Required task:
All of the records below should be output exactly.
--- Begin Records for processing ---
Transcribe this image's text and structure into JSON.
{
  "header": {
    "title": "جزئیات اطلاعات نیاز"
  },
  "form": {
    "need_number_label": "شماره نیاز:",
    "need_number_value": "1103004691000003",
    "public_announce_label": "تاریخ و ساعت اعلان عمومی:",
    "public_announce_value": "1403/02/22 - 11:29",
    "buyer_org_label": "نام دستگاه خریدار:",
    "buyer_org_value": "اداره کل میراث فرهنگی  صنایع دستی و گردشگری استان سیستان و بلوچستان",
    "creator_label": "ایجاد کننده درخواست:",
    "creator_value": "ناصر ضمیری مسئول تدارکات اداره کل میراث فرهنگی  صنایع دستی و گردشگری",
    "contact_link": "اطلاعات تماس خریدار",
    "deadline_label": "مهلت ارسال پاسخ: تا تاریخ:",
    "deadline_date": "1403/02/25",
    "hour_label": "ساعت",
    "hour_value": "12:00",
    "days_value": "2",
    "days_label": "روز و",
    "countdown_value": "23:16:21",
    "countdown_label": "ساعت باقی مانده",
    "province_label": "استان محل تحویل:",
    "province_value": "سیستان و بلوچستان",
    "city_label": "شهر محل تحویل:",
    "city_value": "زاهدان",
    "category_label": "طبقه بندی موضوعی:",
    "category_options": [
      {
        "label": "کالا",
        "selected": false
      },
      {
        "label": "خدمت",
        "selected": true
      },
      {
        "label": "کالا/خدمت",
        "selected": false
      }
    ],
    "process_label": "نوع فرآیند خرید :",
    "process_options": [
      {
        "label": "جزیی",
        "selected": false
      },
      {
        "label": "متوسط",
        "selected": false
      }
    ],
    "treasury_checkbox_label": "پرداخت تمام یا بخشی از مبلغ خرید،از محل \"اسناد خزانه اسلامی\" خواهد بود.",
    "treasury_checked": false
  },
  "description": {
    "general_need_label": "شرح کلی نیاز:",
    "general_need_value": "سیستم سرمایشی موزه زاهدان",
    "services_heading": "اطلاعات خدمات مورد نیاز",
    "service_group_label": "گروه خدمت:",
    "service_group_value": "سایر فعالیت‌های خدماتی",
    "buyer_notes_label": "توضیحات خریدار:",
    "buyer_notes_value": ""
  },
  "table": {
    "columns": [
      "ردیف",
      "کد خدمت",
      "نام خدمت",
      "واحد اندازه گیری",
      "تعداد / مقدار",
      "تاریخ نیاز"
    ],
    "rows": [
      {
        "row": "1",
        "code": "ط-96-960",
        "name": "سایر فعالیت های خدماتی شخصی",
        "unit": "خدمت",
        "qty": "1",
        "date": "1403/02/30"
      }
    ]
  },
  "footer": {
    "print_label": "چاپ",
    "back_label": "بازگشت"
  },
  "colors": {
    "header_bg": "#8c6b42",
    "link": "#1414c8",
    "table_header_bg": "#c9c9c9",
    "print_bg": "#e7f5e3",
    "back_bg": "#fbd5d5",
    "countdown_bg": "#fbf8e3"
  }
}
--- End Records for processing ---
Output of the exercise:
Transcribe this image's text and structure into JSON.
{
  "header": {
    "title": "جزئیات اطلاعات نیاز"
  },
  "form": {
    "need_number_label": "شماره نیاز:",
    "need_number_value": "1103004691000003",
    "public_announce_label": "تاریخ و ساعت اعلان عمومی:",
    "public_announce_value": "1403/02/22 - 11:29",
    "buyer_org_label": "نام دستگاه خریدار:",
    "buyer_org_value": "اداره کل میراث فرهنگی  صنایع دستی و گردشگری استان سیستان و بلوچستان",
    "creator_label": "ایجاد کننده درخواست:",
    "creator_value": "ناصر ضمیری مسئول تدارکات اداره کل میراث فرهنگی  صنایع دستی و گردشگری",
    "contact_link": "اطلاعات تماس خریدار",
    "deadline_label": "مهلت ارسال پاسخ: تا تاریخ:",
    "deadline_date": "1403/02/25",
    "hour_label": "ساعت",
    "hour_value": "12:00",
    "days_value": "2",
    "days_label": "روز و",
    "countdown_value": "23:16:21",
    "countdown_label": "ساعت باقی مانده",
    "province_label": "استان محل تحویل:",
    "province_value": "سیستان و بلوچستان",
    "city_label": "شهر محل تحویل:",
    "city_value": "زاهدان",
    "category_label": "طبقه بندی موضوعی:",
    "category_options": [
      {
        "label": "کالا",
        "selected": false
      },
      {
        "label": "خدمت",
        "selected": true
      },
      {
        "label": "کالا/خدمت",
        "selected": false
      }
    ],
    "process_label": "نوع فرآیند خرید :",
    "process_options": [
      {
        "label": "جزیی",
        "selected": false
      },
      {
        "label": "متوسط",
        "selected": false
      }
    ],
    "treasury_checkbox_label": "پرداخت تمام یا بخشی از مبلغ خرید،از محل \"اسناد خزانه اسلامی\" خواهد بود.",
    "treasury_checked": false
  },
  "description": {
    "general_need_label": "شرح کلی نیاز:",
    "general_need_value": "سیستم سرمایشی موزه زاهدان",
    "services_heading": "اطلاعات خدمات مورد نیاز",
    "service_group_label": "گروه خدمت:",
    "service_group_value": "سایر فعالیت‌های خدماتی",
    "buyer_notes_label": "توضیحات خریدار:",
    "buyer_notes_value": ""
  },
  "table": {
    "columns": [
      "ردیف",
      "کد خدمت",
      "نام خدمت",
      "واحد اندازه گیری",
      "تعداد / مقدار",
      "تاریخ نیاز"
    ],
    "rows": [
      {
        "row": "1",
        "code": "ط-96-960",
        "name": "سایر فعالیت های خدماتی شخصی",
        "unit": "خدمت",
        "qty": "1",
        "date": "1403/02/30"
      }
    ]
  },
  "footer": {
    "print_label": "چاپ",
    "back_label": "بازگشت"
  },
  "colors": {
    "header_bg": "#8c6b42",
    "link": "#1414c8",
    "table_header_bg": "#c9c9c9",
    "print_bg": "#e7f5e3",
    "back_bg": "#fbd5d5",
    "countdown_bg": "#fbf8e3"
  }
}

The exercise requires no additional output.